* [Dataset records]
((
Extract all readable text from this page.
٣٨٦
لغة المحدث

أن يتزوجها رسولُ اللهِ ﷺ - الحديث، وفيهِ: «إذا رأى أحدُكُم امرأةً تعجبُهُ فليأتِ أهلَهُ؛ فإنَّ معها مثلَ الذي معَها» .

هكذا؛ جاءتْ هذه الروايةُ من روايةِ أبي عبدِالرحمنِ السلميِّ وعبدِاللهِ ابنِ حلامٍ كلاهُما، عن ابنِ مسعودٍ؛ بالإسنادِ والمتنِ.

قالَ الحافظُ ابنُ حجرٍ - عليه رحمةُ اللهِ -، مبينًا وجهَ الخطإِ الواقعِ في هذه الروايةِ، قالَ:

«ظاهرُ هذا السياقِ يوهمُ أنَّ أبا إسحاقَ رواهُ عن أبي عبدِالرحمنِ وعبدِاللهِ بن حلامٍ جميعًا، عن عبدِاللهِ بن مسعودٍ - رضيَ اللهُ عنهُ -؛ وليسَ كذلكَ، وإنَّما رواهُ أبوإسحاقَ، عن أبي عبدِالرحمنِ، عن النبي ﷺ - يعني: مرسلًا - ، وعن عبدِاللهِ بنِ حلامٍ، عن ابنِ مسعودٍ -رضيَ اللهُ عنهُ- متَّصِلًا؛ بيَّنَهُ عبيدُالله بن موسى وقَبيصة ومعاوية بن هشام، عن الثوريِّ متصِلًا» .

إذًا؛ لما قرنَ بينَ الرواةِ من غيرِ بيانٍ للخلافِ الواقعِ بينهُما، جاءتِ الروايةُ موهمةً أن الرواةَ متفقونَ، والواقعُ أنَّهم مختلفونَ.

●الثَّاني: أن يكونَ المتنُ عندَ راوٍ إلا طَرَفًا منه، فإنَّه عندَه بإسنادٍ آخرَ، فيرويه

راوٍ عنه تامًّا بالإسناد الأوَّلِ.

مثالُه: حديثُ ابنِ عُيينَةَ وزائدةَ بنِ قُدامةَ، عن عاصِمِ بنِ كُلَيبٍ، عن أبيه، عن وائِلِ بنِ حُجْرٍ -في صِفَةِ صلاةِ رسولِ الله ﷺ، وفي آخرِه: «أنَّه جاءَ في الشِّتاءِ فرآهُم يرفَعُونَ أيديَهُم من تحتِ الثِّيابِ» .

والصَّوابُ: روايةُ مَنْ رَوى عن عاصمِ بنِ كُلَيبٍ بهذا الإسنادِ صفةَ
))
* [Work to do] Could you transcribe the records in full, exactly?

* [Full output]
Extract all readable text from this page.
٣٨٦
لغة المحدث

أن يتزوجها رسولُ اللهِ ﷺ - الحديث، وفيهِ: «إذا رأى أحدُكُم امرأةً تعجبُهُ فليأتِ أهلَهُ؛ فإنَّ معها مثلَ الذي معَها» .

هكذا؛ جاءتْ هذه الروايةُ من روايةِ أبي عبدِالرحمنِ السلميِّ وعبدِاللهِ ابنِ حلامٍ كلاهُما، عن ابنِ مسعودٍ؛ بالإسنادِ والمتنِ.

قالَ الحافظُ ابنُ حجرٍ - عليه رحمةُ اللهِ -، مبينًا وجهَ الخطإِ الواقعِ في هذه الروايةِ، قالَ:

«ظاهرُ هذا السياقِ يوهمُ أنَّ أبا إسحاقَ رواهُ عن أبي عبدِالرحمنِ وعبدِاللهِ بن حلامٍ جميعًا، عن عبدِاللهِ بن مسعودٍ - رضيَ اللهُ عنهُ -؛ وليسَ كذلكَ، وإنَّما رواهُ أبوإسحاقَ، عن أبي عبدِالرحمنِ، عن النبي ﷺ - يعني: مرسلًا - ، وعن عبدِاللهِ بنِ حلامٍ، عن ابنِ مسعودٍ -رضيَ اللهُ عنهُ- متَّصِلًا؛ بيَّنَهُ عبيدُالله بن موسى وقَبيصة ومعاوية بن هشام، عن الثوريِّ متصِلًا» .

إذًا؛ لما قرنَ بينَ الرواةِ من غيرِ بيانٍ للخلافِ الواقعِ بينهُما، جاءتِ الروايةُ موهمةً أن الرواةَ متفقونَ، والواقعُ أنَّهم مختلفونَ.

●الثَّاني: أن يكونَ المتنُ عندَ راوٍ إلا طَرَفًا منه، فإنَّه عندَه بإسنادٍ آخرَ، فيرويه

راوٍ عنه تامًّا بالإسناد الأوَّلِ.

مثالُه: حديثُ ابنِ عُيينَةَ وزائدةَ بنِ قُدامةَ، عن عاصِمِ بنِ كُلَيبٍ، عن أبيه، عن وائِلِ بنِ حُجْرٍ -في صِفَةِ صلاةِ رسولِ الله ﷺ، وفي آخرِه: «أنَّه جاءَ في الشِّتاءِ فرآهُم يرفَعُونَ أيديَهُم من تحتِ الثِّيابِ» .

والصَّوابُ: روايةُ مَنْ رَوى عن عاصمِ بنِ كُلَيبٍ بهذا الإسنادِ صفةَ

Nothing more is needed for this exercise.